Work required
Your task is to repeat the entries underneath exactly, minus the pictures.

───── Data rows

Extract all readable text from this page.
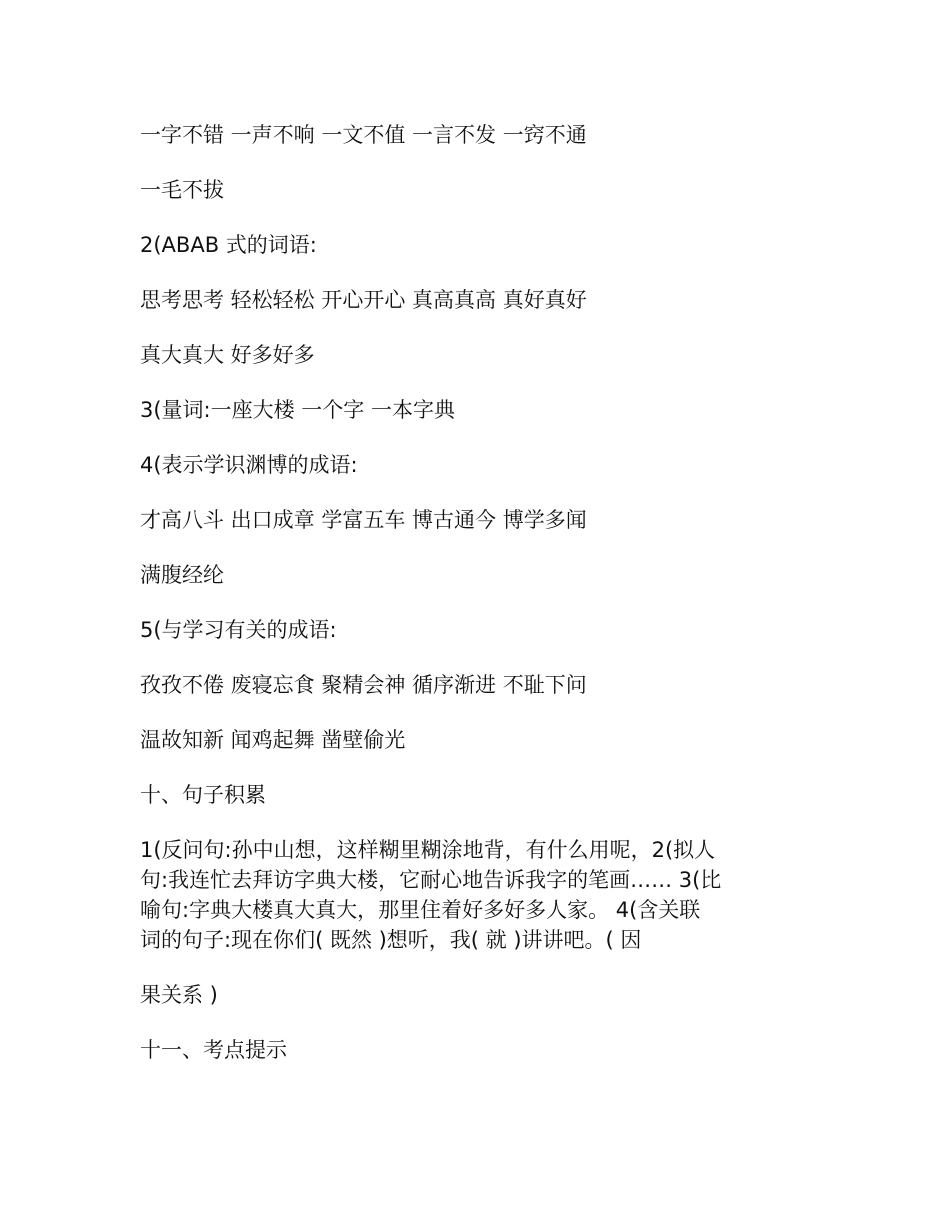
一字不错 一声不响 一文不值 一言不发 一窍不通
一毛不拔
2(ABAB 式的词语:
思考思考 轻松轻松 开心开心 真高真高 真好真好
真大真大 好多好多
3(量词:一座大楼 一个字 一本字典
4(表示学识渊博的成语:
才高八斗 出口成章 学富五车 博古通今 博学多闻
满腹经纶
5(与学习有关的成语:
孜孜不倦 废寝忘食 聚精会神 循序渐进 不耻下问
温故知新 闻鸡起舞 凿壁偷光
十、句子积累
1(反问句:孙中山想，这样糊里糊涂地背，有什么用呢，2(拟人
句:我连忙去拜访字典大楼，它耐心地告诉我字的笔画…… 3(比
喻句:字典大楼真大真大，那里住着好多好多人家。 4(含关联
词的句子:现在你们( 既然 )想听，我( 就 )讲讲吧。( 因
果关系 )
十一、考点提示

──────────

Solution
Extract all readable text from this page.
一字不错 一声不响 一文不值 一言不发 一窍不通
一毛不拔
2(ABAB 式的词语:
思考思考 轻松轻松 开心开心 真高真高 真好真好
真大真大 好多好多
3(量词:一座大楼 一个字 一本字典
4(表示学识渊博的成语:
才高八斗 出口成章 学富五车 博古通今 博学多闻
满腹经纶
5(与学习有关的成语:
孜孜不倦 废寝忘食 聚精会神 循序渐进 不耻下问
温故知新 闻鸡起舞 凿壁偷光
十、句子积累
1(反问句:孙中山想，这样糊里糊涂地背，有什么用呢，2(拟人
句:我连忙去拜访字典大楼，它耐心地告诉我字的笔画…… 3(比
喻句:字典大楼真大真大，那里住着好多好多人家。 4(含关联
词的句子:现在你们( 既然 )想听，我( 就 )讲讲吧。( 因
果关系 )
十一、考点提示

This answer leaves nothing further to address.